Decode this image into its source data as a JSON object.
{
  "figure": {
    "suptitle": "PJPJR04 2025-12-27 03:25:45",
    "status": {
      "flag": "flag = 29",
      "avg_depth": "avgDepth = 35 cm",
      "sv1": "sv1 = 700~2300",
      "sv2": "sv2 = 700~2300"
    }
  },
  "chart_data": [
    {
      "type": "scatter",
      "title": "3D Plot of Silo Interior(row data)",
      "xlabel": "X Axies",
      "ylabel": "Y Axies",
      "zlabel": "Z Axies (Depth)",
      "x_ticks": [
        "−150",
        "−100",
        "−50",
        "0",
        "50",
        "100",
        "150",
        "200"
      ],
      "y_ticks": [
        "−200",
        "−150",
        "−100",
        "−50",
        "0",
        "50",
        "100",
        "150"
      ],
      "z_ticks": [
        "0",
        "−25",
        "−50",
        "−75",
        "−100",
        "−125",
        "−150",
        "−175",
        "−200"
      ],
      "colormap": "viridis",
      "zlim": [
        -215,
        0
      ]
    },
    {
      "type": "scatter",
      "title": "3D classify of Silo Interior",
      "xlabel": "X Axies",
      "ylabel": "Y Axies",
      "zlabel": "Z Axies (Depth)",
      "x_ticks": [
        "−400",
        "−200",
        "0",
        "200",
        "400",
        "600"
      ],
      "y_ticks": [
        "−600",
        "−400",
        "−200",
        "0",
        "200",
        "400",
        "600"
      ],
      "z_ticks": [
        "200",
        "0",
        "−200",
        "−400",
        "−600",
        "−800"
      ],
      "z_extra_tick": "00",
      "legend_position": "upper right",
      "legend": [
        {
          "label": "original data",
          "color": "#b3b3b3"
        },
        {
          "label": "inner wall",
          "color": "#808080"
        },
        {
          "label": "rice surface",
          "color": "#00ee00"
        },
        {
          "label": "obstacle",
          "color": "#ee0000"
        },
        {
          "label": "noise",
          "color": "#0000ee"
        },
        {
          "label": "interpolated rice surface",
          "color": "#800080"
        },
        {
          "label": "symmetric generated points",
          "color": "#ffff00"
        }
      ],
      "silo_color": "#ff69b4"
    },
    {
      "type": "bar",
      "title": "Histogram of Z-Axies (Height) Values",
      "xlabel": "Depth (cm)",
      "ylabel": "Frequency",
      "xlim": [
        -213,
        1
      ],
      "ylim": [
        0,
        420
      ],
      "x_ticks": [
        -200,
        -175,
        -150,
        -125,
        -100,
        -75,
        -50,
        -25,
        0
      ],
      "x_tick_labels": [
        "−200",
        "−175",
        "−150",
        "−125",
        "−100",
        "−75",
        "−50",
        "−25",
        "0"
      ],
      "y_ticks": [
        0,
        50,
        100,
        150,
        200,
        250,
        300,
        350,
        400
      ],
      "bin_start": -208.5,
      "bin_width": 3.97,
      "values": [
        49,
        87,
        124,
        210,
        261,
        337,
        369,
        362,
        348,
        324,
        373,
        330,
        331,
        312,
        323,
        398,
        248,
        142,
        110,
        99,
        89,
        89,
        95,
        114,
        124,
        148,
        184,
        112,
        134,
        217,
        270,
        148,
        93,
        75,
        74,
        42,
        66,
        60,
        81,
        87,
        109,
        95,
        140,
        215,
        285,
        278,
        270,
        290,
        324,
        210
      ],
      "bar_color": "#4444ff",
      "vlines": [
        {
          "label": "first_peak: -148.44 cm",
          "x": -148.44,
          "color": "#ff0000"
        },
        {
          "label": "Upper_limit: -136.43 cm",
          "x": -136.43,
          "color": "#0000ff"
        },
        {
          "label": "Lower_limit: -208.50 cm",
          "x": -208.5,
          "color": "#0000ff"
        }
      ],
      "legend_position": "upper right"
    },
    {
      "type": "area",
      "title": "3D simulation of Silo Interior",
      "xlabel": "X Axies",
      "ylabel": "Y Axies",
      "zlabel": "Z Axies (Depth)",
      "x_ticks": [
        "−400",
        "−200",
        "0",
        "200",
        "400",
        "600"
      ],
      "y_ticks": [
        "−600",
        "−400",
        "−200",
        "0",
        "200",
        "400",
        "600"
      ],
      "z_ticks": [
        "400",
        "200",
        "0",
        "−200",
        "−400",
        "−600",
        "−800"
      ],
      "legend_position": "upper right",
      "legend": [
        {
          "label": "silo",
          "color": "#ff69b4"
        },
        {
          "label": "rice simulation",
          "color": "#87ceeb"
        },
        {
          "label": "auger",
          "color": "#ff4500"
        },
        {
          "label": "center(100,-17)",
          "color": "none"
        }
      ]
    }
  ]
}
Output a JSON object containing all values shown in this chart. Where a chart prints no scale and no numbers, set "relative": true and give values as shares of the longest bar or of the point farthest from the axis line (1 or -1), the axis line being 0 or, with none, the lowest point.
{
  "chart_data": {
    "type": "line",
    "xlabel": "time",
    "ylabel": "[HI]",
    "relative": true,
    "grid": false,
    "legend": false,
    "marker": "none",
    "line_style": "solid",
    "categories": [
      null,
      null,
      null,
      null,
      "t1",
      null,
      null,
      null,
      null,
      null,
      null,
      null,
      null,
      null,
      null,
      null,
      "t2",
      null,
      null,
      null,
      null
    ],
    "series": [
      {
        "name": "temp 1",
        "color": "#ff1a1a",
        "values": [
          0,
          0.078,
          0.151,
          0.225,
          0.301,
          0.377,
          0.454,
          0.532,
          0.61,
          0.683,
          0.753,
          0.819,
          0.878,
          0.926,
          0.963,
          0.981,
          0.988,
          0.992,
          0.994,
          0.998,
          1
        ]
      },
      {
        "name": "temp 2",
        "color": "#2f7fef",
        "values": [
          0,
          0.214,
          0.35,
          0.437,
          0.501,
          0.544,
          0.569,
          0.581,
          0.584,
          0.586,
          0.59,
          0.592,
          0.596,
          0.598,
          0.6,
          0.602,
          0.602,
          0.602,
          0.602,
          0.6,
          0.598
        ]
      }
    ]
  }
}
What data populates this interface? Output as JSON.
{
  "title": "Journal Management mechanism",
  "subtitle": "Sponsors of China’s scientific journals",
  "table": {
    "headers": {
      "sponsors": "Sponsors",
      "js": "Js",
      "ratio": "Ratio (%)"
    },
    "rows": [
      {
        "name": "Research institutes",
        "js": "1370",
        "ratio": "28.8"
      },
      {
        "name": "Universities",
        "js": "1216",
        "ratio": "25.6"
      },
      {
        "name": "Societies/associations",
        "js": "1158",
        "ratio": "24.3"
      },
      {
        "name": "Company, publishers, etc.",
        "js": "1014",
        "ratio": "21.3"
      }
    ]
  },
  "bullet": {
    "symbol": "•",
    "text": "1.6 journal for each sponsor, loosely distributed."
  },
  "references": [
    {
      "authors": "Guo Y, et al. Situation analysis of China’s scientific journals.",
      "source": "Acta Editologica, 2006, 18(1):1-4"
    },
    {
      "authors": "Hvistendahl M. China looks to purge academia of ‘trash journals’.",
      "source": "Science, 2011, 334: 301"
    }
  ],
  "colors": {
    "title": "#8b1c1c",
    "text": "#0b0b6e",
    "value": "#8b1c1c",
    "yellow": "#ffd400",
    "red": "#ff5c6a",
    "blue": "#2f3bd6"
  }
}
- - - - -
◆ **Task statement**: Extract all lines that hold the word "name".

◆ **Task output**:
        "name": "temp 1",
        "name": "temp 2",
        "name": "Research institutes",
        "name": "Universities",
        "name": "Societies/associations",
        "name": "Company, publishers, etc.",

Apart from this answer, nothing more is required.